RECORDS SUPPLIED:
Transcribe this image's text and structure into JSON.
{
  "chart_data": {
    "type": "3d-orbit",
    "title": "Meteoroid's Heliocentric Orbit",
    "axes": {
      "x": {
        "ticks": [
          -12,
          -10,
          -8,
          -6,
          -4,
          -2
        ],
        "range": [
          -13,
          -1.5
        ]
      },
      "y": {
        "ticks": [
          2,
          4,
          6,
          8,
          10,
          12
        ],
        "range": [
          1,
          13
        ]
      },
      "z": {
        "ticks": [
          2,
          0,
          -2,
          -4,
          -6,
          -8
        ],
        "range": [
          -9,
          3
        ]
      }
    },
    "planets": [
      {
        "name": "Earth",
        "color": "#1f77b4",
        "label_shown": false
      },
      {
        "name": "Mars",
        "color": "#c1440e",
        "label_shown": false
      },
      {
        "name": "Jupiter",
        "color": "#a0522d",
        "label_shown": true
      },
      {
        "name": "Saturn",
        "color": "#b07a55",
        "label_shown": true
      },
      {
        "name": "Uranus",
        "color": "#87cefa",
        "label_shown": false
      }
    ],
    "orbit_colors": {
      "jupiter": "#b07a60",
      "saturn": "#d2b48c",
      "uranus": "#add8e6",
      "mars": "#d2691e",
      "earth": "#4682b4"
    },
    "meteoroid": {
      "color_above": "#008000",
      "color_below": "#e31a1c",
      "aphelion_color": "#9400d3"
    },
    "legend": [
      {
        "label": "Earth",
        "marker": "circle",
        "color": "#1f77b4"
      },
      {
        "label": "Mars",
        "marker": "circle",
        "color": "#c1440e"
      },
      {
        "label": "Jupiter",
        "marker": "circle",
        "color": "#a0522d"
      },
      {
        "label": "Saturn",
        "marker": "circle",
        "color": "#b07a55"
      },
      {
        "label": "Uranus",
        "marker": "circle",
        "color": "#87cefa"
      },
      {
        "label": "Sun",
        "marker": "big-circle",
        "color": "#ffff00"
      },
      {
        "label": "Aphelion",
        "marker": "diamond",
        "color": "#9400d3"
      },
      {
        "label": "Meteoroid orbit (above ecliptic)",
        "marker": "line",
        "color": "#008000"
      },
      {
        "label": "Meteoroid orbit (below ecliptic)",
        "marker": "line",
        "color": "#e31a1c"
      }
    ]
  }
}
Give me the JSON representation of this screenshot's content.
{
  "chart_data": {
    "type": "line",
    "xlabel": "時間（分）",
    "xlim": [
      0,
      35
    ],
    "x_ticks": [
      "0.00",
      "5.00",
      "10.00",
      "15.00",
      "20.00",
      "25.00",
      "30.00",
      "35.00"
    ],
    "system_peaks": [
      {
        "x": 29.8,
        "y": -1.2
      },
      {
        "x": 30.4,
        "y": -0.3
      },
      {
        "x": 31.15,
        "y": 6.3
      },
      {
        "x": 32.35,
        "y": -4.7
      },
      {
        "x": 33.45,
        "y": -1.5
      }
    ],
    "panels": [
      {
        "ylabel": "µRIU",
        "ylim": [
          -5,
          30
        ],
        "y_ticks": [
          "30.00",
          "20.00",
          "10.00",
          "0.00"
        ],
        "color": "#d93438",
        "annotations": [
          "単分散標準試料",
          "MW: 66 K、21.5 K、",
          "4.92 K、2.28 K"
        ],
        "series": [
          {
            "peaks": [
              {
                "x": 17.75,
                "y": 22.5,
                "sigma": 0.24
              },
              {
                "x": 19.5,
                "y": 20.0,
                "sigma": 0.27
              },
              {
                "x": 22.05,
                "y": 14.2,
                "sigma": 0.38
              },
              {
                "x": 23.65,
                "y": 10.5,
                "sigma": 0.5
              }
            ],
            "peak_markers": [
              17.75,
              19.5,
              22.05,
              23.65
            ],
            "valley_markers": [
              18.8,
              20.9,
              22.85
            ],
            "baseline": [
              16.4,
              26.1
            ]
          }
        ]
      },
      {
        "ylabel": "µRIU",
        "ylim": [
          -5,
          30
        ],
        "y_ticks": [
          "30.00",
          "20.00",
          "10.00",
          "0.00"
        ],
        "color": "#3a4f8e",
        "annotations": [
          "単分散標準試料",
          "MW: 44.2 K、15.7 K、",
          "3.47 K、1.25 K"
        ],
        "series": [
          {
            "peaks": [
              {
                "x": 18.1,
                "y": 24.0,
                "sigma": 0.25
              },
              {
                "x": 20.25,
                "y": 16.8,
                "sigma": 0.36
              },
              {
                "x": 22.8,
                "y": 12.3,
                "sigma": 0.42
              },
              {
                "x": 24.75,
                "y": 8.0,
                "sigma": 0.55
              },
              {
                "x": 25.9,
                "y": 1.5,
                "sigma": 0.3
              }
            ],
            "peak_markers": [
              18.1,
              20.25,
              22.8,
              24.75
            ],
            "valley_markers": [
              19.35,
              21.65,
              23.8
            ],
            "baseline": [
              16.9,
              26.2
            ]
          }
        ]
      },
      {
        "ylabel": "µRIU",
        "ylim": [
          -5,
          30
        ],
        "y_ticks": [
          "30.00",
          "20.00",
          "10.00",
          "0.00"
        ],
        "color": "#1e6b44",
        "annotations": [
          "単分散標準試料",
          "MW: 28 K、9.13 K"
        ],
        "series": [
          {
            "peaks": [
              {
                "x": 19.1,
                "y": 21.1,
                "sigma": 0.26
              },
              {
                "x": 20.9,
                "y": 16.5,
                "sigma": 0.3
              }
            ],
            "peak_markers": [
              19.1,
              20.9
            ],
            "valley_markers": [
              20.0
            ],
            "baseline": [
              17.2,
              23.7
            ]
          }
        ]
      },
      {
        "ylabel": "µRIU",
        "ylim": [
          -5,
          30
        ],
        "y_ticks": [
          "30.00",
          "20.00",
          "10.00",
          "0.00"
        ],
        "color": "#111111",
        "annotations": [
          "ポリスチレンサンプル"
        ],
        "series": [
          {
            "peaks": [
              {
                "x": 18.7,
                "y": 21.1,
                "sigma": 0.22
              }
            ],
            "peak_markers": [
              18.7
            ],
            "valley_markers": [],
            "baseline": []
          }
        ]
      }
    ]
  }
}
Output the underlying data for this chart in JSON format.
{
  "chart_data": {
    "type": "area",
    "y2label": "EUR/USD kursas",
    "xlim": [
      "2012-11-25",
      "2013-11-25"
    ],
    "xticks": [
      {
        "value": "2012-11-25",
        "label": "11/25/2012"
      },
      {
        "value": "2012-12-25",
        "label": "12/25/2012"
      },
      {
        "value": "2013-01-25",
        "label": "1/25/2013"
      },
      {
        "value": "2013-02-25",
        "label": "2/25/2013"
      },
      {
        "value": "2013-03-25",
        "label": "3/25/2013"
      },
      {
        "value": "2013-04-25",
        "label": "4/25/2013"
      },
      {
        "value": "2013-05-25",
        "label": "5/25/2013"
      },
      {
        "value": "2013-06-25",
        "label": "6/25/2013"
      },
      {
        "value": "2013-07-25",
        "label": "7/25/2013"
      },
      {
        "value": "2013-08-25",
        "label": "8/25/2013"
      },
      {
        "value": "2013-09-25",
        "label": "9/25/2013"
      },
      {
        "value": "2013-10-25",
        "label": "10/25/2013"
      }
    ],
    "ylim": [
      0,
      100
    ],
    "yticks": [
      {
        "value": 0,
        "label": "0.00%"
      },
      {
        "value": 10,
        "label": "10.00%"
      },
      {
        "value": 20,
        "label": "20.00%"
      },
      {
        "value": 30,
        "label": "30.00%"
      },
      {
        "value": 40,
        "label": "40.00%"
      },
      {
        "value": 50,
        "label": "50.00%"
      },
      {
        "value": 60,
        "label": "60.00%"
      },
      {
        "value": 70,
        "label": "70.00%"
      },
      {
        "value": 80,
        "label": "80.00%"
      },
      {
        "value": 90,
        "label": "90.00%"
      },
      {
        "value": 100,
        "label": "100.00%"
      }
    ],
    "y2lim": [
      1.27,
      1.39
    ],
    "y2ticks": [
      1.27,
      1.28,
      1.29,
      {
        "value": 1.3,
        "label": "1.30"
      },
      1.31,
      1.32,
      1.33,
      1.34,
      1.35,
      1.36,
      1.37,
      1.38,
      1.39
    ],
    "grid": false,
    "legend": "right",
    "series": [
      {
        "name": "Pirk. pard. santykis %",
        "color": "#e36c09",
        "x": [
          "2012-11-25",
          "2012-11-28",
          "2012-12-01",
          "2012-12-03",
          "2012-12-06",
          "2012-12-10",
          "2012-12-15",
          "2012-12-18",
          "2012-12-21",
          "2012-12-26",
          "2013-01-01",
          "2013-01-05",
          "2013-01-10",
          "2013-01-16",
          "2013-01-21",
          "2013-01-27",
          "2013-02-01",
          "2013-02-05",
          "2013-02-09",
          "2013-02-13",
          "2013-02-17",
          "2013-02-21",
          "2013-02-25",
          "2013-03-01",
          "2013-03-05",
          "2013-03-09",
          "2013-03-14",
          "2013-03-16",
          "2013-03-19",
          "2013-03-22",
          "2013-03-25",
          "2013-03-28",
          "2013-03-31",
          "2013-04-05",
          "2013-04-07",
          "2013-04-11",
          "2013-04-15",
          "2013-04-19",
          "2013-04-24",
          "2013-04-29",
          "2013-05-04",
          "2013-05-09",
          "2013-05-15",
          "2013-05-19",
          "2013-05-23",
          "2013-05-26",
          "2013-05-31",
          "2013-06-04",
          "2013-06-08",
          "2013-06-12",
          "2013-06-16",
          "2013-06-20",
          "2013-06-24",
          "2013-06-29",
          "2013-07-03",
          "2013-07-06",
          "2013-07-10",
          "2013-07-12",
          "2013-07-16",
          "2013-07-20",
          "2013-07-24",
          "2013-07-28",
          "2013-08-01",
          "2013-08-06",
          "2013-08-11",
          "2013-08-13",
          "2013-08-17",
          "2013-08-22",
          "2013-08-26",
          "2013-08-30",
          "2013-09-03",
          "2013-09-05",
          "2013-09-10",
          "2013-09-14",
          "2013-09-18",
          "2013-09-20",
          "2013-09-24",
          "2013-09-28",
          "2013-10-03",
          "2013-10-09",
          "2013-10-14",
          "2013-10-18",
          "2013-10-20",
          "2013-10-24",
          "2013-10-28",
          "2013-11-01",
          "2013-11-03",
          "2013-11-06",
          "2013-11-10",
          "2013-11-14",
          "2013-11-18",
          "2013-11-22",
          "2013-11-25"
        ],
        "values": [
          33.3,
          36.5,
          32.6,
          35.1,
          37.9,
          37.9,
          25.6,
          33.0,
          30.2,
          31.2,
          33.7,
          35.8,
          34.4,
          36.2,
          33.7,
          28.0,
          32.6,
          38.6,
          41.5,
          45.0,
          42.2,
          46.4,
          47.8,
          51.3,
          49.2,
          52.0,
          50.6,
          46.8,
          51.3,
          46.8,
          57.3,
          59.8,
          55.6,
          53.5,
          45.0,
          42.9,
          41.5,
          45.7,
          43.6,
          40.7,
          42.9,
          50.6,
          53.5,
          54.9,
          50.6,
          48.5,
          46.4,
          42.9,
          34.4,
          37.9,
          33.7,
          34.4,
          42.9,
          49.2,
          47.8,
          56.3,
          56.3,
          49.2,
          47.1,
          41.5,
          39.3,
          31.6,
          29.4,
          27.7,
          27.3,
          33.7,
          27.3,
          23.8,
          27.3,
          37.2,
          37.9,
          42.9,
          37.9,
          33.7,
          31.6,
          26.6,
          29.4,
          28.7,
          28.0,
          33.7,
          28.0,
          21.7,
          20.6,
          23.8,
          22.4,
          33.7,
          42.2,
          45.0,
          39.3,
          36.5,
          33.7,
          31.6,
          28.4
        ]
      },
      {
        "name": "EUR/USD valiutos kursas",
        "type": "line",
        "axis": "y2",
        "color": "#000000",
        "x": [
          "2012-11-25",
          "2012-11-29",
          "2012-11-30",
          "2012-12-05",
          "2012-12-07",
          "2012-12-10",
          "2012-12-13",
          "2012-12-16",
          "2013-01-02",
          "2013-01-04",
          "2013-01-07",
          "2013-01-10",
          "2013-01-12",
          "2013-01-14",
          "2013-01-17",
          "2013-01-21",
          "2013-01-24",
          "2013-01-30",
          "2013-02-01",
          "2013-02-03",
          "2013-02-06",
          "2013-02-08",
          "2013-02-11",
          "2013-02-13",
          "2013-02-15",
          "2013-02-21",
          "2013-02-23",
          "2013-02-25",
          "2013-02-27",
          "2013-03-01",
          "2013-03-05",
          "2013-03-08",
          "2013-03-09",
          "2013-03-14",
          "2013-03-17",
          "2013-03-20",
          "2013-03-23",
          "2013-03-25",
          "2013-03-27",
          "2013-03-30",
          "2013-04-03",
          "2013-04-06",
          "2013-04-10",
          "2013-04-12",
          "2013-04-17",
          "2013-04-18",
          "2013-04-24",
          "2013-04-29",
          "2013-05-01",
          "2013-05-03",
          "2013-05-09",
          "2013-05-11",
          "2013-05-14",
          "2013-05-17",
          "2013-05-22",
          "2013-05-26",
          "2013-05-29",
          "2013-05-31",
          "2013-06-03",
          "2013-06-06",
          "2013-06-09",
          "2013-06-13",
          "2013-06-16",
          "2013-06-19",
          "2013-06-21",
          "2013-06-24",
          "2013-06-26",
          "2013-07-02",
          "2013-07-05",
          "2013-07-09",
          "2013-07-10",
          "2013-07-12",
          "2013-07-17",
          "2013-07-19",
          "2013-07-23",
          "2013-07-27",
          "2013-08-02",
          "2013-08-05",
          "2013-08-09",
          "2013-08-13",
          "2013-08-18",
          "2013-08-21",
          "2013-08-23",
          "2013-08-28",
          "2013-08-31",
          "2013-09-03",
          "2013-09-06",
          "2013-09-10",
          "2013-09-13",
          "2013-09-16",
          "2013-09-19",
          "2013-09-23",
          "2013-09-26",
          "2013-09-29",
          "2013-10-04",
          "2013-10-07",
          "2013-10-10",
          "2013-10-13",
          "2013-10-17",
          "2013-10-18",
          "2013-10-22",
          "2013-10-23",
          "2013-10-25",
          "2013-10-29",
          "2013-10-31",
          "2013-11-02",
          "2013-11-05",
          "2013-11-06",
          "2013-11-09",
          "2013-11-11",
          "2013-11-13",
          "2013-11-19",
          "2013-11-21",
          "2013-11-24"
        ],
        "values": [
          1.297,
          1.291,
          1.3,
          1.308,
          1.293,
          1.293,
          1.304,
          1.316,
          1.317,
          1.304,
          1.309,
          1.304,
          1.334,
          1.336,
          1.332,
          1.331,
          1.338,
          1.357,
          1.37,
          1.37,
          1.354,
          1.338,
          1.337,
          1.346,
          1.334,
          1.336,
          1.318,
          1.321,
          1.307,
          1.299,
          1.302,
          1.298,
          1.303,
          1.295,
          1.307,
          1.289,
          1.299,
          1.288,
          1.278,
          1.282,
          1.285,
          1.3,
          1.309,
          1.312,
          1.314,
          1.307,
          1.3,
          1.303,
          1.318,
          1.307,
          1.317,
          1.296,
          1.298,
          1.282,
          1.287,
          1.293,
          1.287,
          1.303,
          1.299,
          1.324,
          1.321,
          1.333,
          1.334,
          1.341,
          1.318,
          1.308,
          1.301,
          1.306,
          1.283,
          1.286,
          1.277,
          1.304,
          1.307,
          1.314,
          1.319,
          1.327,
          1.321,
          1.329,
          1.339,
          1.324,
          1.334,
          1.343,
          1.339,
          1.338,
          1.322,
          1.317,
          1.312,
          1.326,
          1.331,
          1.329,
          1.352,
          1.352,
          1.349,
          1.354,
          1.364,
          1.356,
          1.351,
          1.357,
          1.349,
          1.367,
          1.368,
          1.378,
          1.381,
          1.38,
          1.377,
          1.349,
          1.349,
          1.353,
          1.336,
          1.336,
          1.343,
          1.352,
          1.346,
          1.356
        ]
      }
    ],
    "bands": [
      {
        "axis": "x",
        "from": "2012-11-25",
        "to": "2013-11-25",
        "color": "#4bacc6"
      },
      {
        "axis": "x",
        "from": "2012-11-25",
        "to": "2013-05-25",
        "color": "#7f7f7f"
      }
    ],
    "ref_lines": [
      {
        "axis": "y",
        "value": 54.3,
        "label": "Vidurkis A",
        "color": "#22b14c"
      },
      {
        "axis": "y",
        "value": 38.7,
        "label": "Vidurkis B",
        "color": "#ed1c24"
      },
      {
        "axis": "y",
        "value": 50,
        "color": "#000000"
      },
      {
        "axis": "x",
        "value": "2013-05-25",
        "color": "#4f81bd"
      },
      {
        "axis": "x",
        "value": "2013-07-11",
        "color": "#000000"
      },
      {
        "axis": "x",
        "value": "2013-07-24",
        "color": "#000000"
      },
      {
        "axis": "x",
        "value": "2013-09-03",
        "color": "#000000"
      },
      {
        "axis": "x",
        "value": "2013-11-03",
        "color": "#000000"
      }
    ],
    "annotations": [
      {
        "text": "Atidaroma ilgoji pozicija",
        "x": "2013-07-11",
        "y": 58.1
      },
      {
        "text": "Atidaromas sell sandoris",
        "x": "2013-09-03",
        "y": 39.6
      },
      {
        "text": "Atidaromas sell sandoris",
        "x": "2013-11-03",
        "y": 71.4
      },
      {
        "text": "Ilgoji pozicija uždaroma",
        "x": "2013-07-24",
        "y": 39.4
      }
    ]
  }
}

EXERCISE DETAILS: State the count of lines in the data holding the word "ecliptic", adding nothing to it.

EXERCISE RESPONSE: 2